Instructions for the task =>
Copy, from the entries below, each line in which the string "PLGA" appears.

Provided data =>
________________________
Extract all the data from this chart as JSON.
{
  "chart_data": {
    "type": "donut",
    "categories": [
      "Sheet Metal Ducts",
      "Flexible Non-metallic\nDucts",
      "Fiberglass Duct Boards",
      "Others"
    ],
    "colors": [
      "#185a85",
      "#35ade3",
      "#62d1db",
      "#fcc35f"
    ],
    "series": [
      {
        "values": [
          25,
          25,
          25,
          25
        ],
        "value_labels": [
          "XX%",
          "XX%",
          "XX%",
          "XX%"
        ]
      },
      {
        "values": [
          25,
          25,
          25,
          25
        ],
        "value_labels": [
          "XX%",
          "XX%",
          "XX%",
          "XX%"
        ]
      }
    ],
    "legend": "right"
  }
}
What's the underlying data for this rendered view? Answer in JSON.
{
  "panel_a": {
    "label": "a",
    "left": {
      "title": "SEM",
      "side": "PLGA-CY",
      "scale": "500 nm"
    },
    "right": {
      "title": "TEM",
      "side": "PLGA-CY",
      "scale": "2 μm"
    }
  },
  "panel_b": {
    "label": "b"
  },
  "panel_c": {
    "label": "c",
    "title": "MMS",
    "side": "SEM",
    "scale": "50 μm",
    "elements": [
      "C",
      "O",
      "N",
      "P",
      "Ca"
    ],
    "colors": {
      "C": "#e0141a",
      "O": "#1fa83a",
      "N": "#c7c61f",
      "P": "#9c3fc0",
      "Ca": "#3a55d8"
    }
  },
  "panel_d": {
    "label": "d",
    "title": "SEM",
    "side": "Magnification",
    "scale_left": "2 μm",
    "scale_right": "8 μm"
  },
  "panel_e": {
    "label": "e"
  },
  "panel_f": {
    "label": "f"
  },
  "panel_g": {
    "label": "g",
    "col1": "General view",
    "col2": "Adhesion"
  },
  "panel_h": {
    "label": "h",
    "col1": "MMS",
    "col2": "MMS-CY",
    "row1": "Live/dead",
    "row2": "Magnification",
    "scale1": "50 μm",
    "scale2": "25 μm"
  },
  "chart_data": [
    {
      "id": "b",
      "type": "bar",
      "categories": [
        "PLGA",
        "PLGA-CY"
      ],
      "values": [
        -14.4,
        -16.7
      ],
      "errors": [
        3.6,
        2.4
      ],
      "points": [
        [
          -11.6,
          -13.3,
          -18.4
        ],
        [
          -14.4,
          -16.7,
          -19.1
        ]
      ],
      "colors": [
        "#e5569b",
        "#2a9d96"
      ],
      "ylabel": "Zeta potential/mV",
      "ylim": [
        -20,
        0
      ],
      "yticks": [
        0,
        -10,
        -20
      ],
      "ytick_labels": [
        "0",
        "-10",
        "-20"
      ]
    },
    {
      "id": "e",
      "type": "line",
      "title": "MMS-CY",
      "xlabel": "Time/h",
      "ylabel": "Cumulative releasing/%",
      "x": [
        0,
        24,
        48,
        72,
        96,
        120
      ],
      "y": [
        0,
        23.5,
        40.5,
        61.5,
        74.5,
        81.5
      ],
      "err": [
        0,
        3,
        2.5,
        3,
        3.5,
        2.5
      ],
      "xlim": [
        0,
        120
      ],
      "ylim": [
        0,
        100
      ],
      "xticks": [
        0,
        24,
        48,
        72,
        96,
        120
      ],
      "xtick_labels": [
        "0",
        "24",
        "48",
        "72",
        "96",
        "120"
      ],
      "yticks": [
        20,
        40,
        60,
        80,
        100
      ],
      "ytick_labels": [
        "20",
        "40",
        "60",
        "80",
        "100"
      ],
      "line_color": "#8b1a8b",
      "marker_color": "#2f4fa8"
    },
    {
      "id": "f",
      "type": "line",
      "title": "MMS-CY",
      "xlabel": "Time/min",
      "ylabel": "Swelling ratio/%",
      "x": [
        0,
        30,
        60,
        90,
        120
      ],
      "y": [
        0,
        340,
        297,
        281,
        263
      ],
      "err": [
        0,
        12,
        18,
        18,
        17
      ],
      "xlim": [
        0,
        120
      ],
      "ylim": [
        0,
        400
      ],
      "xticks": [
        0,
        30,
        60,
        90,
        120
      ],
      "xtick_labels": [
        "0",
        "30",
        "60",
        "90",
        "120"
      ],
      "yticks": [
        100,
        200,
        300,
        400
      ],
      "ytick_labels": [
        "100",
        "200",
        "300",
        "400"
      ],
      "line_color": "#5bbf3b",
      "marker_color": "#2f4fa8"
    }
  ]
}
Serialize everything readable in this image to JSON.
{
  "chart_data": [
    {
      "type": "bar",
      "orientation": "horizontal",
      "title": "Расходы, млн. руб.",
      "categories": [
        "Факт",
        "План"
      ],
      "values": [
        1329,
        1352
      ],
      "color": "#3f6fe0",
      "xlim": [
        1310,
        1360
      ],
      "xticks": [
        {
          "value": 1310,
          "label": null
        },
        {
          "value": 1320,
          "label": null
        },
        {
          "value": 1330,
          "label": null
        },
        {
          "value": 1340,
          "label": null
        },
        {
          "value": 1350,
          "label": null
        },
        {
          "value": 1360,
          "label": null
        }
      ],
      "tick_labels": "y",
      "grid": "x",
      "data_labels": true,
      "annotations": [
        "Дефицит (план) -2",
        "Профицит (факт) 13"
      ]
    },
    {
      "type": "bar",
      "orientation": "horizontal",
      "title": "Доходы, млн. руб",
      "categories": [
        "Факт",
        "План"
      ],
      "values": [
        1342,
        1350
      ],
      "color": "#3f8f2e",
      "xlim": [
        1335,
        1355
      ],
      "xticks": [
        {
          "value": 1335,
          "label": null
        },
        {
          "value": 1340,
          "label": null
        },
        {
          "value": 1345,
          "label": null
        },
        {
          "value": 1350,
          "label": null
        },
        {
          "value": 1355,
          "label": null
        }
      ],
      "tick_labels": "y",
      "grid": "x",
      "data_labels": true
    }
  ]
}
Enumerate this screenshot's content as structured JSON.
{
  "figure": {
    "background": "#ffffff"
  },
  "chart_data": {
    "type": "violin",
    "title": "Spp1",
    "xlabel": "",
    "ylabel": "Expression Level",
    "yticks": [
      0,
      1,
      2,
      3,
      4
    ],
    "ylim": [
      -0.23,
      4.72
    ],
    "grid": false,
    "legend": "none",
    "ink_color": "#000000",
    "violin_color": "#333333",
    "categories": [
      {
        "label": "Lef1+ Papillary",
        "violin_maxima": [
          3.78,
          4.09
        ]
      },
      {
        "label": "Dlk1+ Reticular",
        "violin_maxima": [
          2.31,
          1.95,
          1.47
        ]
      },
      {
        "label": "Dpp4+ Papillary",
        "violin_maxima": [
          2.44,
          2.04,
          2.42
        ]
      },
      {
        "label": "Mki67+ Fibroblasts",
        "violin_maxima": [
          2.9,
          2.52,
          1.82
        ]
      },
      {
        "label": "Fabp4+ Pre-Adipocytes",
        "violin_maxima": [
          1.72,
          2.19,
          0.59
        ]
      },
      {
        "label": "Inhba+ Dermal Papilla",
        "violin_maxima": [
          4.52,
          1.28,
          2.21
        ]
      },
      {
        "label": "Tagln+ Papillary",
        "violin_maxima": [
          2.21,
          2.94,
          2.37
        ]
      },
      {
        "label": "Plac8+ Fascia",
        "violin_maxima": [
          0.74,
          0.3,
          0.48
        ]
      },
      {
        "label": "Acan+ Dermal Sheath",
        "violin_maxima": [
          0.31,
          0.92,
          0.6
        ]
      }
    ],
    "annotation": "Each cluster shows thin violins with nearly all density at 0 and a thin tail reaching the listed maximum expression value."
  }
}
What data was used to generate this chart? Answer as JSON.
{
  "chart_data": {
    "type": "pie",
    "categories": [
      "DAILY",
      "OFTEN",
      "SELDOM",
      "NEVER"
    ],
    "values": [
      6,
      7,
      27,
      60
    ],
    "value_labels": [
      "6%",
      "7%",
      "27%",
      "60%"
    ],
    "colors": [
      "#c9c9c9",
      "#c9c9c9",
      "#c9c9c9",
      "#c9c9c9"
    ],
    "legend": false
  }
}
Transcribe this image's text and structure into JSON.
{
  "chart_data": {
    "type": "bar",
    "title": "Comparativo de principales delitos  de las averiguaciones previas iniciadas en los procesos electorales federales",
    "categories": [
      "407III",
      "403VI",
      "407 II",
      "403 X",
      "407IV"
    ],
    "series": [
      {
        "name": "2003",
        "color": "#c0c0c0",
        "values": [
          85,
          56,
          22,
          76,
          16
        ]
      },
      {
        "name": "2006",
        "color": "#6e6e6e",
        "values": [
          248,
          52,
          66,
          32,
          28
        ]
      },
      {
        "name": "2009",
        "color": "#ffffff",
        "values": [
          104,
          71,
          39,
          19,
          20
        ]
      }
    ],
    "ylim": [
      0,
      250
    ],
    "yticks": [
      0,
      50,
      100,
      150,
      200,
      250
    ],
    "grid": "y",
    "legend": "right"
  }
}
________________________
Reply to the task =>
      "side": "PLGA-CY",
      "side": "PLGA-CY",
        "PLGA",
        "PLGA-CY"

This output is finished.